Given request:
Give the entries again, word for word.

::::::::::

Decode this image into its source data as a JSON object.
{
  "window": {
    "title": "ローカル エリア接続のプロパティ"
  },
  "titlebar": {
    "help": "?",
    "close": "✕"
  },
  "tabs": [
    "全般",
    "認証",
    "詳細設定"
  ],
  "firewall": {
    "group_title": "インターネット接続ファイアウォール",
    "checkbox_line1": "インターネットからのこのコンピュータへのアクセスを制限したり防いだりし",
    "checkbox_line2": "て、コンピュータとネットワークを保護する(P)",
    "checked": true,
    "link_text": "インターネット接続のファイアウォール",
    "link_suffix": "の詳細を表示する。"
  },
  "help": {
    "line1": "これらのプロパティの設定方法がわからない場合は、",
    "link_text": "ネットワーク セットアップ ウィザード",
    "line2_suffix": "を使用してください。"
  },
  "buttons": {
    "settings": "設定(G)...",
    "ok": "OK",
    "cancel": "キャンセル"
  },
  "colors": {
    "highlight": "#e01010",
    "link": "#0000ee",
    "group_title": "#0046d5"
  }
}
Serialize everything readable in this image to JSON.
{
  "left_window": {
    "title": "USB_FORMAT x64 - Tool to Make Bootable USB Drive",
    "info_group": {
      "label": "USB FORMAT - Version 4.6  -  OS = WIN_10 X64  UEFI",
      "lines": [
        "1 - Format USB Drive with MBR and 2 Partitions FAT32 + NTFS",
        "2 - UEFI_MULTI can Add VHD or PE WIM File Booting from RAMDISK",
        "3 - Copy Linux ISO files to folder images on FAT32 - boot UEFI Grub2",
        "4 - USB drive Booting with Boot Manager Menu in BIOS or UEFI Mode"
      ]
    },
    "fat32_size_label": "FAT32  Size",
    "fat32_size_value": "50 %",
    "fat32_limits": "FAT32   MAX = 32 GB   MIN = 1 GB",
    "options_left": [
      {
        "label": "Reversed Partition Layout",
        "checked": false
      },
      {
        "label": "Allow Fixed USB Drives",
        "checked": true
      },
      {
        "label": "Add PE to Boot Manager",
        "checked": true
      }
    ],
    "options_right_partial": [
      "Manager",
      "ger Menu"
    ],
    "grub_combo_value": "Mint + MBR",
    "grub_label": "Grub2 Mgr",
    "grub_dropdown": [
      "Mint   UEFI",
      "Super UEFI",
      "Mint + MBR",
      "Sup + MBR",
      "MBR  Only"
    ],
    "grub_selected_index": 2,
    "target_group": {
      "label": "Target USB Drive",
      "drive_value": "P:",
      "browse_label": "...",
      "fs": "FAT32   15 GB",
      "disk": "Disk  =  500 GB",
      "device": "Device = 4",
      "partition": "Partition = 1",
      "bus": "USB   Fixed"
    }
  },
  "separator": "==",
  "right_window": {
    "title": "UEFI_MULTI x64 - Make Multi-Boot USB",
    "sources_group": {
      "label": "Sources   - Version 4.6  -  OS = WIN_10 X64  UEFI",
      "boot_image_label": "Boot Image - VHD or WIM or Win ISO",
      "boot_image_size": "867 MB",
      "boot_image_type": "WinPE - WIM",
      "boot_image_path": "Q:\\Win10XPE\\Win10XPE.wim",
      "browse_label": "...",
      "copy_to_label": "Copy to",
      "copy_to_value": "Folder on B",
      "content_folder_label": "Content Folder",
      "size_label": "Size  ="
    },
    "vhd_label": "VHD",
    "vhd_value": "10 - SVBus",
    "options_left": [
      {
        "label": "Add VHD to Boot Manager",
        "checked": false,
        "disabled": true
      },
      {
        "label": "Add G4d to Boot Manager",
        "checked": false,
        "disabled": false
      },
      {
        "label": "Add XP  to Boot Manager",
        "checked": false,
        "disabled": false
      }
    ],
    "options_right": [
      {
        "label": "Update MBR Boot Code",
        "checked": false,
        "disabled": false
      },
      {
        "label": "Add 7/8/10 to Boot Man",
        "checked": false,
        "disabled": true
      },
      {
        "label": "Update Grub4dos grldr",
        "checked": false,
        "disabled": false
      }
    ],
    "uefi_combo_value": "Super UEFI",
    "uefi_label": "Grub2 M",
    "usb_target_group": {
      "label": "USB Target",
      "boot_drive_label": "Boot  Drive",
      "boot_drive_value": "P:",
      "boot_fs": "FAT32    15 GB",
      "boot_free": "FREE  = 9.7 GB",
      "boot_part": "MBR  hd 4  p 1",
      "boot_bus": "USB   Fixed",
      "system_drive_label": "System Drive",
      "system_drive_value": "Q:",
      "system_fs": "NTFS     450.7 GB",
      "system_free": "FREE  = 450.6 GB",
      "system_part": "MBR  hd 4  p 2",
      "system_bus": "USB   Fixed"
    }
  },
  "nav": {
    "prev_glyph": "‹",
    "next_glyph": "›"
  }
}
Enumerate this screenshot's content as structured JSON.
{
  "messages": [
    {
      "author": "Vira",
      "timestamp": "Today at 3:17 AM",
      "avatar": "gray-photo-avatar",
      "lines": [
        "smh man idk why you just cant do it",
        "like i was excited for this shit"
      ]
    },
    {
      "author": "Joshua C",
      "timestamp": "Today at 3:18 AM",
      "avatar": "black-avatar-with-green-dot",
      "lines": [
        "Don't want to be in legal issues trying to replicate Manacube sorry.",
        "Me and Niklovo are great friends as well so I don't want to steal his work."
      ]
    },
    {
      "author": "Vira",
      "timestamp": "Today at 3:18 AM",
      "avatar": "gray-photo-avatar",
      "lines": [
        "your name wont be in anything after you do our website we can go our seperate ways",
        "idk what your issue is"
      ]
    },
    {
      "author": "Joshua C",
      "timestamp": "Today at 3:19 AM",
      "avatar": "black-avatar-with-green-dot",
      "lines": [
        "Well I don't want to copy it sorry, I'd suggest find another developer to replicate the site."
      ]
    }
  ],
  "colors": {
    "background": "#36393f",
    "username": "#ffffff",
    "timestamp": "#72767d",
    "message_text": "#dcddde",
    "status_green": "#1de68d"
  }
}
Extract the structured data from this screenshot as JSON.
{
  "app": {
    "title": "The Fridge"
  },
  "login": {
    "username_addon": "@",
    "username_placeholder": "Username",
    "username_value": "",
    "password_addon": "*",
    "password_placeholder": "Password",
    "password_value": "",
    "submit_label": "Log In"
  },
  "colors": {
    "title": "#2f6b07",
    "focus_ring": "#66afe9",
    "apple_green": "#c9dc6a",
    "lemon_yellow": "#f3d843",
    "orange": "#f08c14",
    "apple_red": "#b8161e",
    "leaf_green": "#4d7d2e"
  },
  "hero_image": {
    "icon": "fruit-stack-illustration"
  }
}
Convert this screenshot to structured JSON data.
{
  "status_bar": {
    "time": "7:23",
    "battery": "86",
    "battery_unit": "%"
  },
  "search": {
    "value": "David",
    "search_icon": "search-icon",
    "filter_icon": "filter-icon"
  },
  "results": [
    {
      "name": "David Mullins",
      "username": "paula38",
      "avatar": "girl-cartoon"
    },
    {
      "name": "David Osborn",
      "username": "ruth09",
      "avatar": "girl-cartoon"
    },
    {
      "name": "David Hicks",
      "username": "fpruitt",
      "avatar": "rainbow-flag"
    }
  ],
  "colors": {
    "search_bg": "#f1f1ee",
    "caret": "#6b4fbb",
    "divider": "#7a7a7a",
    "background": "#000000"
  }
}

::::::::::

Exercise response:
Decode this image into its source data as a JSON object.
{
  "window": {
    "title": "ローカル エリア接続のプロパティ"
  },
  "titlebar": {
    "help": "?",
    "close": "✕"
  },
  "tabs": [
    "全般",
    "認証",
    "詳細設定"
  ],
  "firewall": {
    "group_title": "インターネット接続ファイアウォール",
    "checkbox_line1": "インターネットからのこのコンピュータへのアクセスを制限したり防いだりし",
    "checkbox_line2": "て、コンピュータとネットワークを保護する(P)",
    "checked": true,
    "link_text": "インターネット接続のファイアウォール",
    "link_suffix": "の詳細を表示する。"
  },
  "help": {
    "line1": "これらのプロパティの設定方法がわからない場合は、",
    "link_text": "ネットワーク セットアップ ウィザード",
    "line2_suffix": "を使用してください。"
  },
  "buttons": {
    "settings": "設定(G)...",
    "ok": "OK",
    "cancel": "キャンセル"
  },
  "colors": {
    "highlight": "#e01010",
    "link": "#0000ee",
    "group_title": "#0046d5"
  }
}
Serialize everything readable in this image to JSON.
{
  "left_window": {
    "title": "USB_FORMAT x64 - Tool to Make Bootable USB Drive",
    "info_group": {
      "label": "USB FORMAT - Version 4.6  -  OS = WIN_10 X64  UEFI",
      "lines": [
        "1 - Format USB Drive with MBR and 2 Partitions FAT32 + NTFS",
        "2 - UEFI_MULTI can Add VHD or PE WIM File Booting from RAMDISK",
        "3 - Copy Linux ISO files to folder images on FAT32 - boot UEFI Grub2",
        "4 - USB drive Booting with Boot Manager Menu in BIOS or UEFI Mode"
      ]
    },
    "fat32_size_label": "FAT32  Size",
    "fat32_size_value": "50 %",
    "fat32_limits": "FAT32   MAX = 32 GB   MIN = 1 GB",
    "options_left": [
      {
        "label": "Reversed Partition Layout",
        "checked": false
      },
      {
        "label": "Allow Fixed USB Drives",
        "checked": true
      },
      {
        "label": "Add PE to Boot Manager",
        "checked": true
      }
    ],
    "options_right_partial": [
      "Manager",
      "ger Menu"
    ],
    "grub_combo_value": "Mint + MBR",
    "grub_label": "Grub2 Mgr",
    "grub_dropdown": [
      "Mint   UEFI",
      "Super UEFI",
      "Mint + MBR",
      "Sup + MBR",
      "MBR  Only"
    ],
    "grub_selected_index": 2,
    "target_group": {
      "label": "Target USB Drive",
      "drive_value": "P:",
      "browse_label": "...",
      "fs": "FAT32   15 GB",
      "disk": "Disk  =  500 GB",
      "device": "Device = 4",
      "partition": "Partition = 1",
      "bus": "USB   Fixed"
    }
  },
  "separator": "==",
  "right_window": {
    "title": "UEFI_MULTI x64 - Make Multi-Boot USB",
    "sources_group": {
      "label": "Sources   - Version 4.6  -  OS = WIN_10 X64  UEFI",
      "boot_image_label": "Boot Image - VHD or WIM or Win ISO",
      "boot_image_size": "867 MB",
      "boot_image_type": "WinPE - WIM",
      "boot_image_path": "Q:\\Win10XPE\\Win10XPE.wim",
      "browse_label": "...",
      "copy_to_label": "Copy to",
      "copy_to_value": "Folder on B",
      "content_folder_label": "Content Folder",
      "size_label": "Size  ="
    },
    "vhd_label": "VHD",
    "vhd_value": "10 - SVBus",
    "options_left": [
      {
        "label": "Add VHD to Boot Manager",
        "checked": false,
        "disabled": true
      },
      {
        "label": "Add G4d to Boot Manager",
        "checked": false,
        "disabled": false
      },
      {
        "label": "Add XP  to Boot Manager",
        "checked": false,
        "disabled": false
      }
    ],
    "options_right": [
      {
        "label": "Update MBR Boot Code",
        "checked": false,
        "disabled": false
      },
      {
        "label": "Add 7/8/10 to Boot Man",
        "checked": false,
        "disabled": true
      },
      {
        "label": "Update Grub4dos grldr",
        "checked": false,
        "disabled": false
      }
    ],
    "uefi_combo_value": "Super UEFI",
    "uefi_label": "Grub2 M",
    "usb_target_group": {
      "label": "USB Target",
      "boot_drive_label": "Boot  Drive",
      "boot_drive_value": "P:",
      "boot_fs": "FAT32    15 GB",
      "boot_free": "FREE  = 9.7 GB",
      "boot_part": "MBR  hd 4  p 1",
      "boot_bus": "USB   Fixed",
      "system_drive_label": "System Drive",
      "system_drive_value": "Q:",
      "system_fs": "NTFS     450.7 GB",
      "system_free": "FREE  = 450.6 GB",
      "system_part": "MBR  hd 4  p 2",
      "system_bus": "USB   Fixed"
    }
  },
  "nav": {
    "prev_glyph": "‹",
    "next_glyph": "›"
  }
}
Enumerate this screenshot's content as structured JSON.
{
  "messages": [
    {
      "author": "Vira",
      "timestamp": "Today at 3:17 AM",
      "avatar": "gray-photo-avatar",
      "lines": [
        "smh man idk why you just cant do it",
        "like i was excited for this shit"
      ]
    },
    {
      "author": "Joshua C",
      "timestamp": "Today at 3:18 AM",
      "avatar": "black-avatar-with-green-dot",
      "lines": [
        "Don't want to be in legal issues trying to replicate Manacube sorry.",
        "Me and Niklovo are great friends as well so I don't want to steal his work."
      ]
    },
    {
      "author": "Vira",
      "timestamp": "Today at 3:18 AM",
      "avatar": "gray-photo-avatar",
      "lines": [
        "your name wont be in anything after you do our website we can go our seperate ways",
        "idk what your issue is"
      ]
    },
    {
      "author": "Joshua C",
      "timestamp": "Today at 3:19 AM",
      "avatar": "black-avatar-with-green-dot",
      "lines": [
        "Well I don't want to copy it sorry, I'd suggest find another developer to replicate the site."
      ]
    }
  ],
  "colors": {
    "background": "#36393f",
    "username": "#ffffff",
    "timestamp": "#72767d",
    "message_text": "#dcddde",
    "status_green": "#1de68d"
  }
}
Extract the structured data from this screenshot as JSON.
{
  "app": {
    "title": "The Fridge"
  },
  "login": {
    "username_addon": "@",
    "username_placeholder": "Username",
    "username_value": "",
    "password_addon": "*",
    "password_placeholder": "Password",
    "password_value": "",
    "submit_label": "Log In"
  },
  "colors": {
    "title": "#2f6b07",
    "focus_ring": "#66afe9",
    "apple_green": "#c9dc6a",
    "lemon_yellow": "#f3d843",
    "orange": "#f08c14",
    "apple_red": "#b8161e",
    "leaf_green": "#4d7d2e"
  },
  "hero_image": {
    "icon": "fruit-stack-illustration"
  }
}
Convert this screenshot to structured JSON data.
{
  "status_bar": {
    "time": "7:23",
    "battery": "86",
    "battery_unit": "%"
  },
  "search": {
    "value": "David",
    "search_icon": "search-icon",
    "filter_icon": "filter-icon"
  },
  "results": [
    {
      "name": "David Mullins",
      "username": "paula38",
      "avatar": "girl-cartoon"
    },
    {
      "name": "David Osborn",
      "username": "ruth09",
      "avatar": "girl-cartoon"
    },
    {
      "name": "David Hicks",
      "username": "fpruitt",
      "avatar": "rainbow-flag"
    }
  ],
  "colors": {
    "search_bg": "#f1f1ee",
    "caret": "#6b4fbb",
    "divider": "#7a7a7a",
    "background": "#000000"
  }
}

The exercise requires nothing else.